Short task: Below are the records; pull every line that includes "Next".

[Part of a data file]
########
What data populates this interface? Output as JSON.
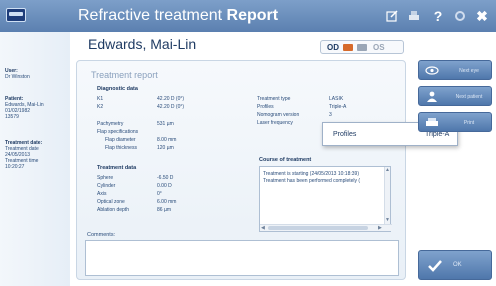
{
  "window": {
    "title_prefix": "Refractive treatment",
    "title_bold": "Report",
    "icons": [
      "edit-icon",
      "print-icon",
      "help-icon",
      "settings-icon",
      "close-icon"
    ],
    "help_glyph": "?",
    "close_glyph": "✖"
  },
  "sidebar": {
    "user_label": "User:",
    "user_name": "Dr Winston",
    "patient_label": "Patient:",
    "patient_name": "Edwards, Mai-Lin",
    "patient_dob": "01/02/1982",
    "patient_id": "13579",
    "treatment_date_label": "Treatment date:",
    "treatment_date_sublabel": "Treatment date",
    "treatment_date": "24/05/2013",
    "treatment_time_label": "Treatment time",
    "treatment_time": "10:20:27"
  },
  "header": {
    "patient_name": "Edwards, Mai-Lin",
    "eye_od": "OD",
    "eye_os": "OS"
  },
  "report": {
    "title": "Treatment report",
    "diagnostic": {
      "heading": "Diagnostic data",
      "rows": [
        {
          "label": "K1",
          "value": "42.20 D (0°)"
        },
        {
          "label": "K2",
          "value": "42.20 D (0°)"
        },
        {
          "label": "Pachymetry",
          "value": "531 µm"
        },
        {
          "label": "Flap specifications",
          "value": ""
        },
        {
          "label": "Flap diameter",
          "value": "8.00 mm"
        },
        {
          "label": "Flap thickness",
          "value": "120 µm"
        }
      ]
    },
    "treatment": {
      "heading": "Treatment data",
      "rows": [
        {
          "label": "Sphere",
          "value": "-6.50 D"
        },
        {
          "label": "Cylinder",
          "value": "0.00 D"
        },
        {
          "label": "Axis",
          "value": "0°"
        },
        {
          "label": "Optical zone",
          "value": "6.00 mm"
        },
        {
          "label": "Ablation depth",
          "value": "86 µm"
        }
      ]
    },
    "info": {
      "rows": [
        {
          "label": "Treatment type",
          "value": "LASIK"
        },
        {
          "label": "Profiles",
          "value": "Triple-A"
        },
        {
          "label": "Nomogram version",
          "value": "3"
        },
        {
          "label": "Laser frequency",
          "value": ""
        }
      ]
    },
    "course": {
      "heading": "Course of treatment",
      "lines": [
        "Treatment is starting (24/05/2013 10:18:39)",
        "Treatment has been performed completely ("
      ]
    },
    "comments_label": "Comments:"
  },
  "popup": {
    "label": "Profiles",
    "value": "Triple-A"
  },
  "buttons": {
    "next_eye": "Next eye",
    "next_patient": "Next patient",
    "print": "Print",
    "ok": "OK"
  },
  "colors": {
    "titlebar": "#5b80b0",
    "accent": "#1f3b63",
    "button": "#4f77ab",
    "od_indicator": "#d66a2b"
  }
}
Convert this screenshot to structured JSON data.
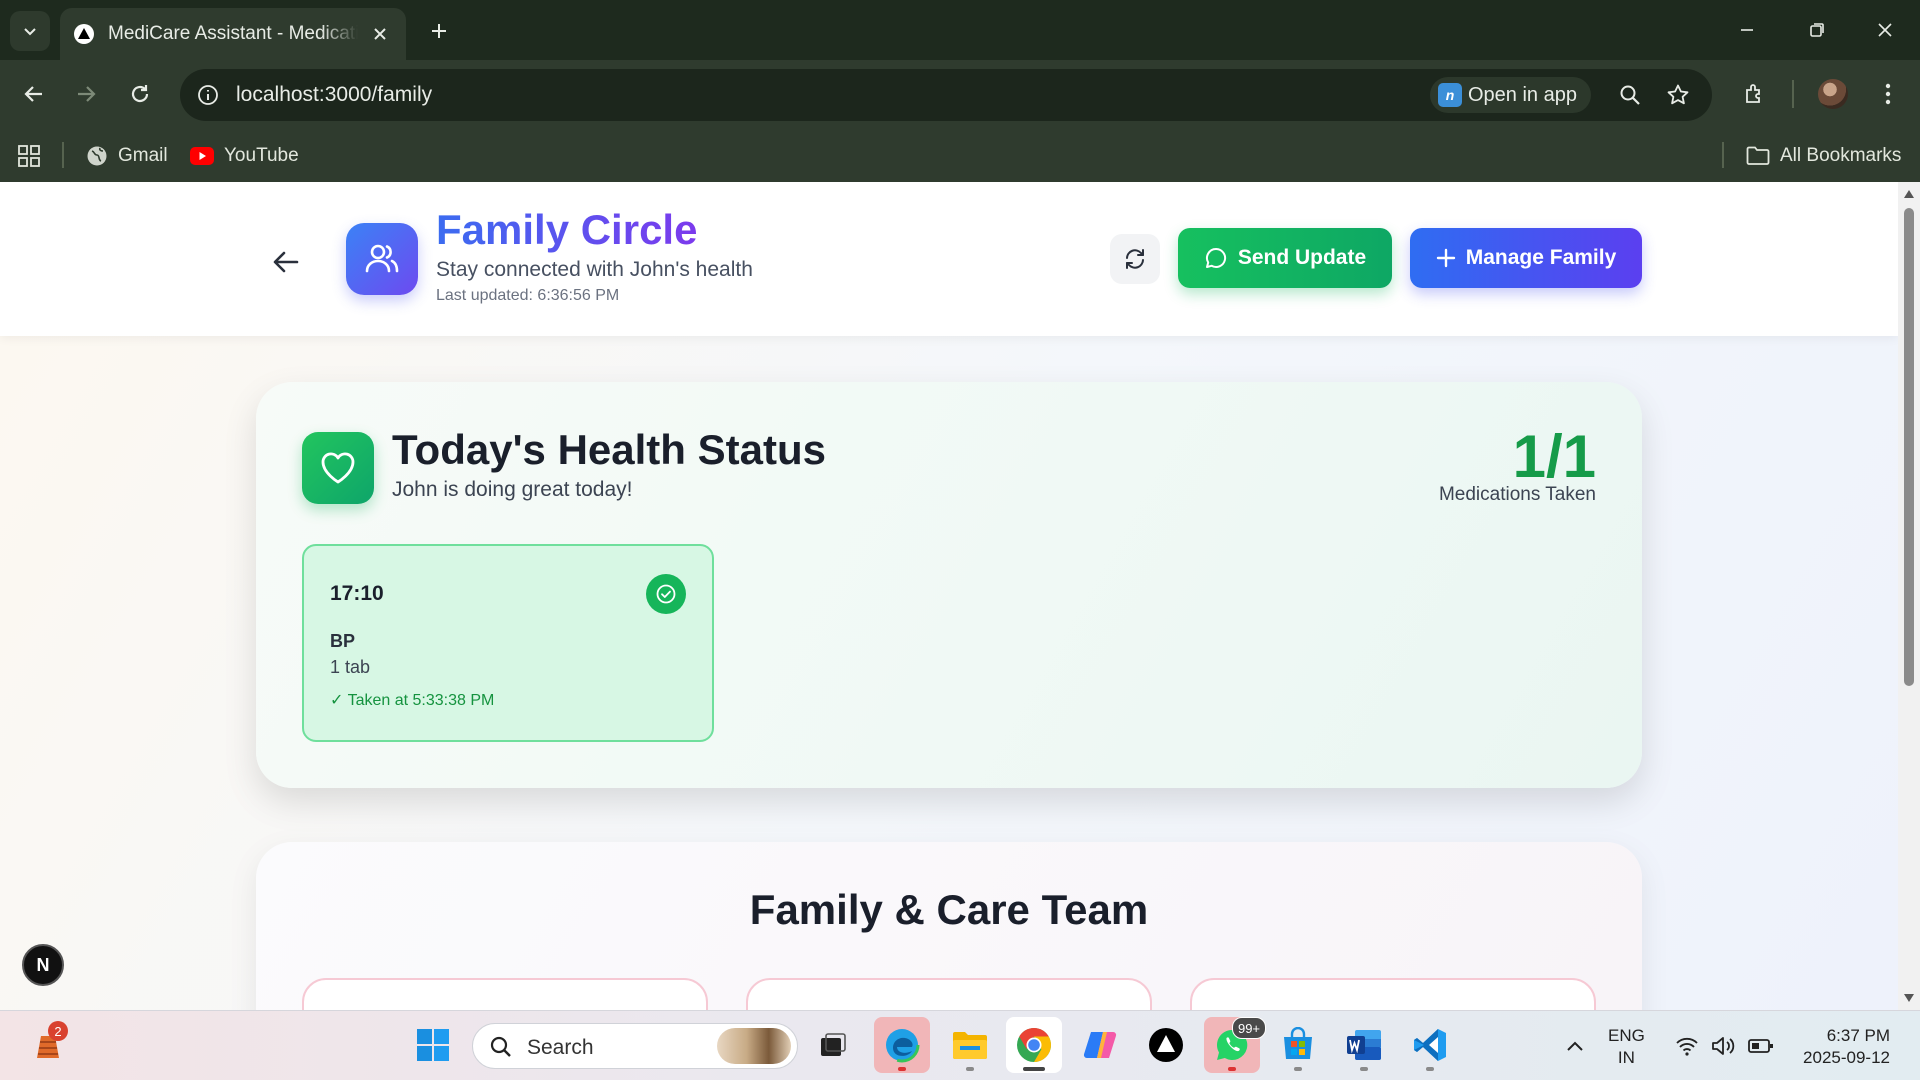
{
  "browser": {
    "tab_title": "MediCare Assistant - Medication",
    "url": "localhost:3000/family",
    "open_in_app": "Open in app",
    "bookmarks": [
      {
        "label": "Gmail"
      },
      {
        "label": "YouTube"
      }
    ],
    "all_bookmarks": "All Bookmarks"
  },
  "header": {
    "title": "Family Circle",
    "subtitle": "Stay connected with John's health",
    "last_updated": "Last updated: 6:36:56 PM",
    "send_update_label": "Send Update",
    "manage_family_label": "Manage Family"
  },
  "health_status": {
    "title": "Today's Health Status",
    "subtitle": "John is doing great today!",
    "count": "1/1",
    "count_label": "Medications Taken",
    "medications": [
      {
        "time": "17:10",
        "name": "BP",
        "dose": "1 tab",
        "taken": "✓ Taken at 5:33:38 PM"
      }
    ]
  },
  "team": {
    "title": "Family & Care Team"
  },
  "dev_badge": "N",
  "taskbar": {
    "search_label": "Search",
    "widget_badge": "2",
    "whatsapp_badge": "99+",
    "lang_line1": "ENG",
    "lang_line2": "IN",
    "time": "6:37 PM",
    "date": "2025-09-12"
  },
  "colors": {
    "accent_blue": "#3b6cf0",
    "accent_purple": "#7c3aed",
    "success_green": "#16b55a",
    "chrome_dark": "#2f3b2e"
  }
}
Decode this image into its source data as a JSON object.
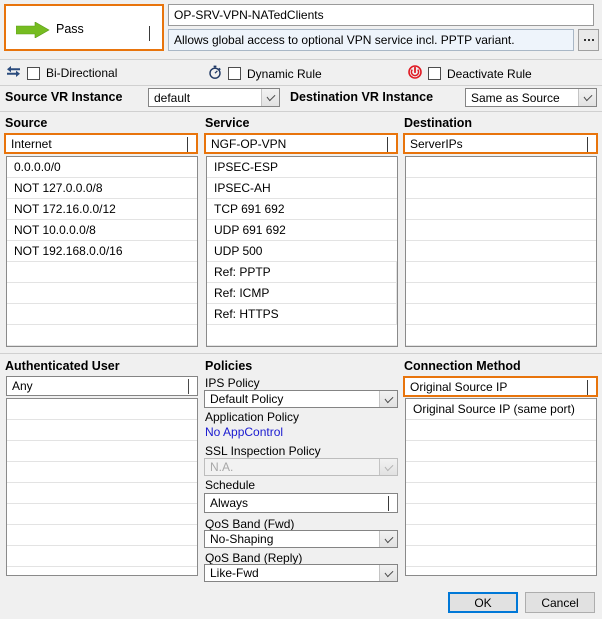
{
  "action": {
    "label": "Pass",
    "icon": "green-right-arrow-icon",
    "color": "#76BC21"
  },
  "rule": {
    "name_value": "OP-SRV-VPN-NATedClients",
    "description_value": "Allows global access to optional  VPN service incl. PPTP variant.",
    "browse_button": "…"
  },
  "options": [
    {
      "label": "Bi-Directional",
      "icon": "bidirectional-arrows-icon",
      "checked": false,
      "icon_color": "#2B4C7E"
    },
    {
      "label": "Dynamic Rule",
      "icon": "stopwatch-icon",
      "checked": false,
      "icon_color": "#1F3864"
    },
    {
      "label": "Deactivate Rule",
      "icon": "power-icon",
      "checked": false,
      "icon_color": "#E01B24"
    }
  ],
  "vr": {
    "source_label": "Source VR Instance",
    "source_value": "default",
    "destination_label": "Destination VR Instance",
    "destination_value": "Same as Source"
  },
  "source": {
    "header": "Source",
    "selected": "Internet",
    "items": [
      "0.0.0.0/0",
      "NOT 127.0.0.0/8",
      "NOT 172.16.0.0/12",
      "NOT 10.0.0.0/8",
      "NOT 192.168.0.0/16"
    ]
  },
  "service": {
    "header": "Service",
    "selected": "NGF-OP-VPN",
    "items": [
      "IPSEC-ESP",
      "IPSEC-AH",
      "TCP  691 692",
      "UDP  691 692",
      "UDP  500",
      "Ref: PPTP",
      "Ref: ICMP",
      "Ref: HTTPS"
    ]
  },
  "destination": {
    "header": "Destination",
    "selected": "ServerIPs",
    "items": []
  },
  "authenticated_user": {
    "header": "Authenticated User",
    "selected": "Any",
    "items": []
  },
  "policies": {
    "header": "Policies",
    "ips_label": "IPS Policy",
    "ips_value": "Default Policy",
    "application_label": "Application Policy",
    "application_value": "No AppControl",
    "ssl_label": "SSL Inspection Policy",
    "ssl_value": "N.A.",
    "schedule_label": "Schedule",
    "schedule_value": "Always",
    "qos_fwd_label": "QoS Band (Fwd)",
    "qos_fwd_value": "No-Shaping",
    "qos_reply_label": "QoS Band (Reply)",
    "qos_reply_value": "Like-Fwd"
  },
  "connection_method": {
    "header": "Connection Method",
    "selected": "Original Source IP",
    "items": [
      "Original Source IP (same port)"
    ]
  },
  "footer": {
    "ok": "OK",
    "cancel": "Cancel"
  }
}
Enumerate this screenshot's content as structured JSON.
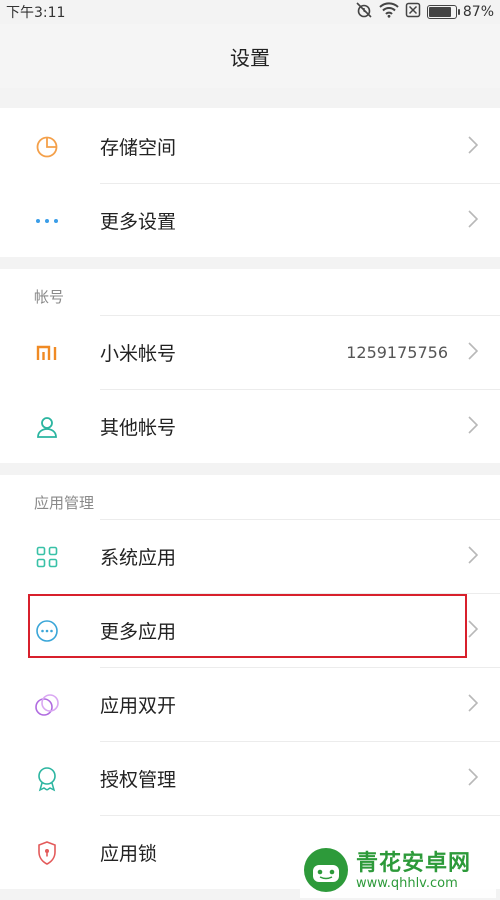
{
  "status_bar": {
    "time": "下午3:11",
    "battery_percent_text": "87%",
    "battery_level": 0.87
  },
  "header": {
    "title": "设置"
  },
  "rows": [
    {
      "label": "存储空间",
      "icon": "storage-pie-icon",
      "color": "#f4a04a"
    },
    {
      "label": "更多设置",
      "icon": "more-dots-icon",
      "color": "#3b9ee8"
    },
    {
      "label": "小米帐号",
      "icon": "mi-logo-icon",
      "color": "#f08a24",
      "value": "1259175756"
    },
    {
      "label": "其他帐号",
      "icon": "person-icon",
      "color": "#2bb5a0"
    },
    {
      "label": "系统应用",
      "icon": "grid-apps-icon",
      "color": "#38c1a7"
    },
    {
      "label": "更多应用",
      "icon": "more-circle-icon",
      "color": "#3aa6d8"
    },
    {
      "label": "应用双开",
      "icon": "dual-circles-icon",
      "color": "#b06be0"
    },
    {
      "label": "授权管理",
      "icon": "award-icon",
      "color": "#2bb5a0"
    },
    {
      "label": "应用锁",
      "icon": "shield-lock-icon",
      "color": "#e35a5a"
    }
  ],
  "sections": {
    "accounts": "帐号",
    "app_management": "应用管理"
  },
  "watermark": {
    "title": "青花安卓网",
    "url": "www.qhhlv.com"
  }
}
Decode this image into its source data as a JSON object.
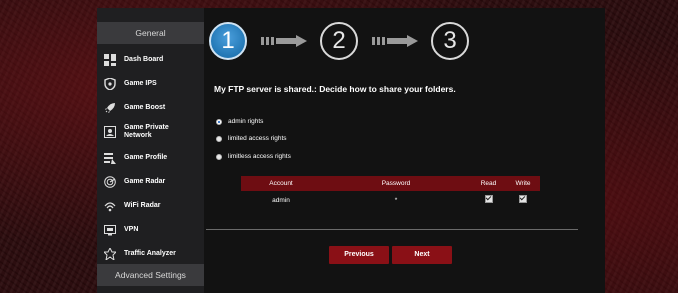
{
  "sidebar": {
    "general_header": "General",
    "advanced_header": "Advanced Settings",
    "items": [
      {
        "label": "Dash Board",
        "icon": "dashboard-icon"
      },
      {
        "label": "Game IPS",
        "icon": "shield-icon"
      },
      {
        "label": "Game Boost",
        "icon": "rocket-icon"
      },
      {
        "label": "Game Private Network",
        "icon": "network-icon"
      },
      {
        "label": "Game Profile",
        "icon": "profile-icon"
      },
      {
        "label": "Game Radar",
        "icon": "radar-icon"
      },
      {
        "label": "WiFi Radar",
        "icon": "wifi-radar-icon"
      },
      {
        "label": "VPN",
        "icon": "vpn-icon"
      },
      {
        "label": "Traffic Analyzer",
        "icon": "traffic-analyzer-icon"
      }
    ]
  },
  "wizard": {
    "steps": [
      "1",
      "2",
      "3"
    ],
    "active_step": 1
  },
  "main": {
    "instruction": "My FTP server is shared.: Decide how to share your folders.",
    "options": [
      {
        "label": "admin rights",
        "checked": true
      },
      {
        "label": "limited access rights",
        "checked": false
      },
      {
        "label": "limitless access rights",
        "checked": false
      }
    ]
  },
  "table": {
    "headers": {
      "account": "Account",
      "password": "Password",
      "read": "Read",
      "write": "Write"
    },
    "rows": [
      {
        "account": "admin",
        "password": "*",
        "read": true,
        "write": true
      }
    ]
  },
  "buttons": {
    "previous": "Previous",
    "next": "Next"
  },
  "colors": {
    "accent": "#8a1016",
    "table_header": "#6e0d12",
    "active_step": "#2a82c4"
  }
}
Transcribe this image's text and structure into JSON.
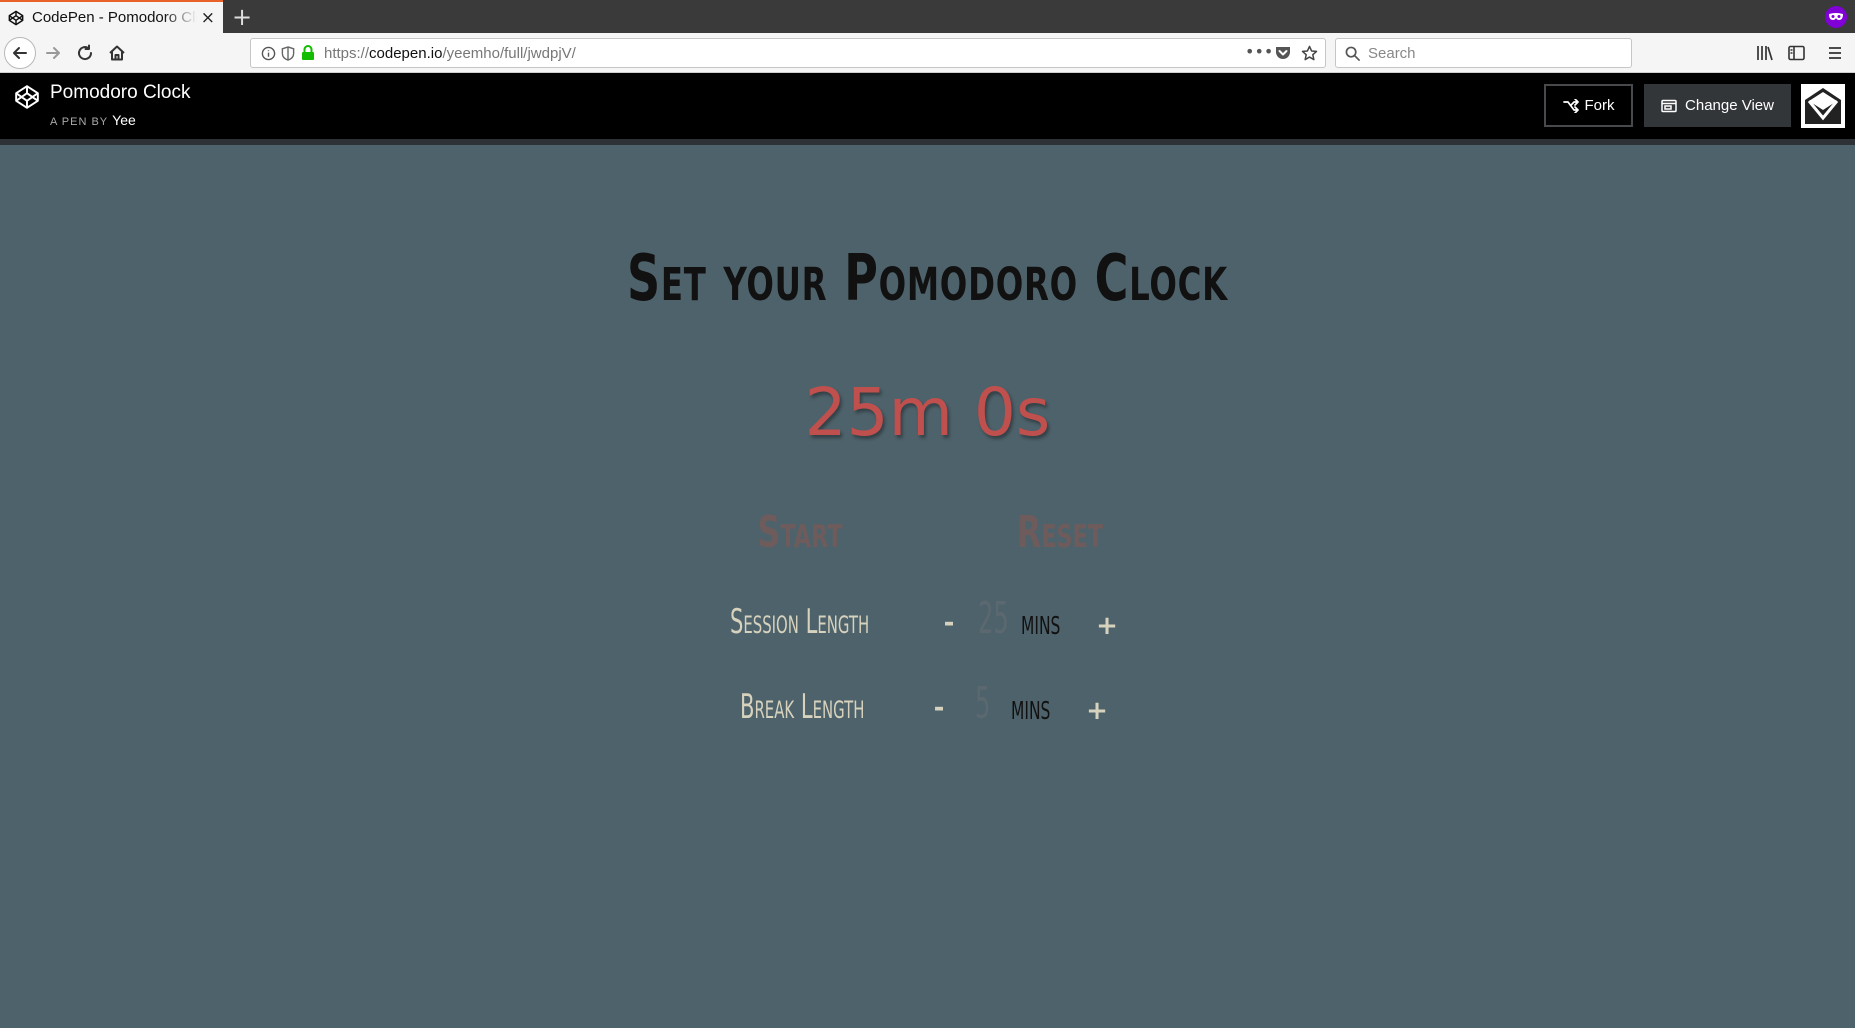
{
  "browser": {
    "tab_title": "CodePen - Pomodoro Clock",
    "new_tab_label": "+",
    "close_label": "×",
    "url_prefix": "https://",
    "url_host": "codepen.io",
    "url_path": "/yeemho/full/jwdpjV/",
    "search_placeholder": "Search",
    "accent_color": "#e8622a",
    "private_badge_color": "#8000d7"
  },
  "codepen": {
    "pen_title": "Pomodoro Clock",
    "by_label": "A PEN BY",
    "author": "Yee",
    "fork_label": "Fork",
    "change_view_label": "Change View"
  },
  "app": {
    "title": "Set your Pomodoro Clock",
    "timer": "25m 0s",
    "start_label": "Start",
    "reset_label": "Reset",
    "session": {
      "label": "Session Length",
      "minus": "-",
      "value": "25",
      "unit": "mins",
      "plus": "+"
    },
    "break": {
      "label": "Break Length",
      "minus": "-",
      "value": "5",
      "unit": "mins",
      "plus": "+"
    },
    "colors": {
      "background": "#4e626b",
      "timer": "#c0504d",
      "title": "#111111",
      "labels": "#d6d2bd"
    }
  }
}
########
Exercise output:
    "next_eye": "Next eye",
    "next_patient": "Next patient",
    "next": "Next"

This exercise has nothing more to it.